Print, word for word, the line containing "Decode this image" and all lines beneath it to the end of the entries below. Pictures do not belong in the copy.
** Opening RECORD SET block **
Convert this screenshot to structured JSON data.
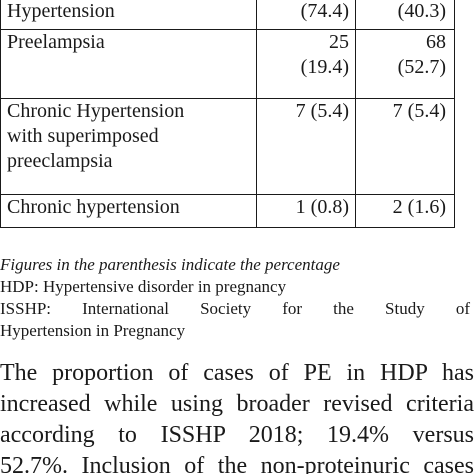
{
  "table": {
    "rows": [
      {
        "label": [
          "Hypertension"
        ],
        "v1": [
          "(74.4)"
        ],
        "v2": [
          "(40.3)"
        ]
      },
      {
        "label": [
          "Preelampsia"
        ],
        "v1": [
          "25",
          "(19.4)"
        ],
        "v2": [
          "68",
          "(52.7)"
        ]
      },
      {
        "label": [
          "Chronic Hypertension",
          "with superimposed",
          "preeclampsia"
        ],
        "v1": [
          "7 (5.4)"
        ],
        "v2": [
          "7 (5.4)"
        ]
      },
      {
        "label": [
          "Chronic hypertension"
        ],
        "v1": [
          "1 (0.8)"
        ],
        "v2": [
          "2 (1.6)"
        ]
      }
    ]
  },
  "notes": {
    "italic": "Figures in the parenthesis indicate the percentage",
    "hdp": "HDP: Hypertensive disorder in pregnancy",
    "isshp_line1": "ISSHP: International Society for   the   Study   of",
    "isshp_line2": "Hypertension in Pregnancy"
  },
  "body": {
    "lines": [
      "The proportion of cases of PE in HDP has",
      "increased while using broader revised criteria",
      "according to ISSHP 2018; 19.4% versus",
      "52.7%. Inclusion of the non-proteinuric cases"
    ]
  }
}
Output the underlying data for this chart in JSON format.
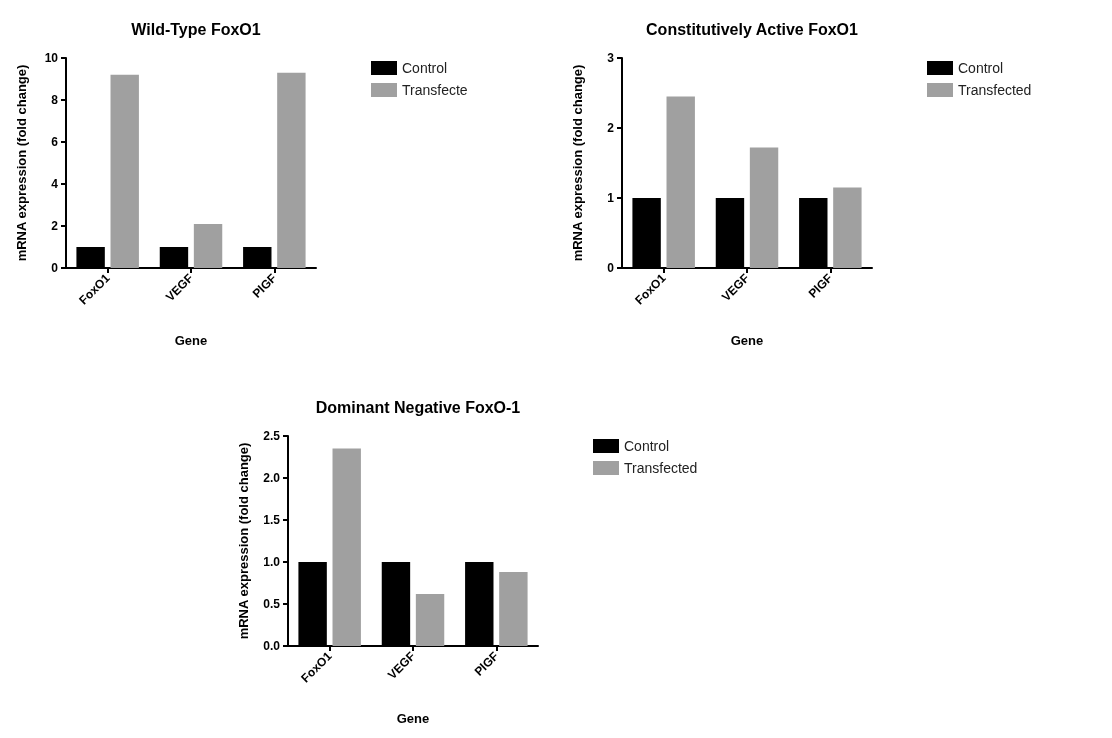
{
  "chart_data": [
    {
      "type": "bar",
      "title": "Wild-Type FoxO1",
      "xlabel": "Gene",
      "ylabel": "mRNA expression (fold change)",
      "categories": [
        "FoxO1",
        "VEGF",
        "PlGF"
      ],
      "series": [
        {
          "name": "Control",
          "color": "#000000",
          "values": [
            1,
            1,
            1
          ]
        },
        {
          "name": "Transfecte",
          "color": "#a0a0a0",
          "values": [
            9.2,
            2.1,
            9.3
          ]
        }
      ],
      "ylim": [
        0,
        10
      ],
      "yticks": [
        0,
        2,
        4,
        6,
        8,
        10
      ],
      "grid": false,
      "legend": "top right"
    },
    {
      "type": "bar",
      "title": "Constitutively Active FoxO1",
      "xlabel": "Gene",
      "ylabel": "mRNA expression (fold change)",
      "categories": [
        "FoxO1",
        "VEGF",
        "PlGF"
      ],
      "series": [
        {
          "name": "Control",
          "color": "#000000",
          "values": [
            1,
            1,
            1
          ]
        },
        {
          "name": "Transfected",
          "color": "#a0a0a0",
          "values": [
            2.45,
            1.72,
            1.15
          ]
        }
      ],
      "ylim": [
        0,
        3
      ],
      "yticks": [
        0,
        1,
        2,
        3
      ],
      "grid": false,
      "legend": "top right"
    },
    {
      "type": "bar",
      "title": "Dominant Negative FoxO-1",
      "xlabel": "Gene",
      "ylabel": "mRNA expression (fold change)",
      "categories": [
        "FoxO1",
        "VEGF",
        "PlGF"
      ],
      "series": [
        {
          "name": "Control",
          "color": "#000000",
          "values": [
            1,
            1,
            1
          ]
        },
        {
          "name": "Transfected",
          "color": "#a0a0a0",
          "values": [
            2.35,
            0.62,
            0.88
          ]
        }
      ],
      "ylim": [
        0,
        2.5
      ],
      "yticks": [
        {
          "value": 0,
          "label": "0.0"
        },
        {
          "value": 0.5,
          "label": "0.5"
        },
        {
          "value": 1,
          "label": "1.0"
        },
        {
          "value": 1.5,
          "label": "1.5"
        },
        {
          "value": 2,
          "label": "2.0"
        },
        {
          "value": 2.5,
          "label": "2.5"
        }
      ],
      "grid": false,
      "legend": "top right"
    }
  ]
}
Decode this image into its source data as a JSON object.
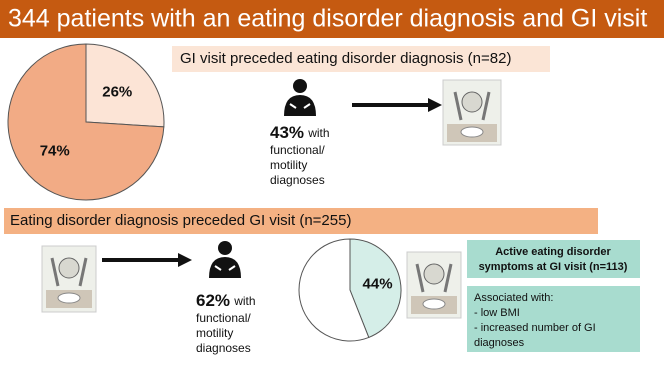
{
  "title": "344 patients with an eating disorder diagnosis and GI visit",
  "chart_data": [
    {
      "type": "pie",
      "values": [
        26,
        74
      ],
      "value_labels": [
        "26%",
        "74%"
      ],
      "colors": [
        "#fce4d6",
        "#f2ab85"
      ]
    },
    {
      "type": "pie",
      "values": [
        44,
        56
      ],
      "value_labels": [
        "44%",
        null
      ],
      "colors": [
        "#d5eee8",
        "#ffffff"
      ]
    }
  ],
  "section1": {
    "heading": "GI visit preceded eating disorder diagnosis (n=82)",
    "finding": {
      "percent": "43%",
      "lines": [
        "with",
        "functional/",
        "motility",
        "diagnoses"
      ]
    }
  },
  "section2": {
    "heading": "Eating disorder diagnosis preceded GI visit (n=255)",
    "finding": {
      "percent": "62%",
      "lines": [
        "with",
        "functional/",
        "motility",
        "diagnoses"
      ]
    },
    "box1": [
      "Active eating disorder",
      "symptoms at GI visit (n=113)"
    ],
    "box2": [
      "Associated with:",
      "- low BMI",
      "- increased number of GI",
      "diagnoses"
    ]
  }
}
** Closing RECORD SET block **
[WRITTEN RESPONSE]
Decode this image into its source data as a JSON object.
{
  "title": "344 patients with an eating disorder diagnosis and GI visit",
  "chart_data": [
    {
      "type": "pie",
      "values": [
        26,
        74
      ],
      "value_labels": [
        "26%",
        "74%"
      ],
      "colors": [
        "#fce4d6",
        "#f2ab85"
      ]
    },
    {
      "type": "pie",
      "values": [
        44,
        56
      ],
      "value_labels": [
        "44%",
        null
      ],
      "colors": [
        "#d5eee8",
        "#ffffff"
      ]
    }
  ],
  "section1": {
    "heading": "GI visit preceded eating disorder diagnosis (n=82)",
    "finding": {
      "percent": "43%",
      "lines": [
        "with",
        "functional/",
        "motility",
        "diagnoses"
      ]
    }
  },
  "section2": {
    "heading": "Eating disorder diagnosis preceded GI visit (n=255)",
    "finding": {
      "percent": "62%",
      "lines": [
        "with",
        "functional/",
        "motility",
        "diagnoses"
      ]
    },
    "box1": [
      "Active eating disorder",
      "symptoms at GI visit (n=113)"
    ],
    "box2": [
      "Associated with:",
      "- low BMI",
      "- increased number of GI",
      "diagnoses"
    ]
  }
}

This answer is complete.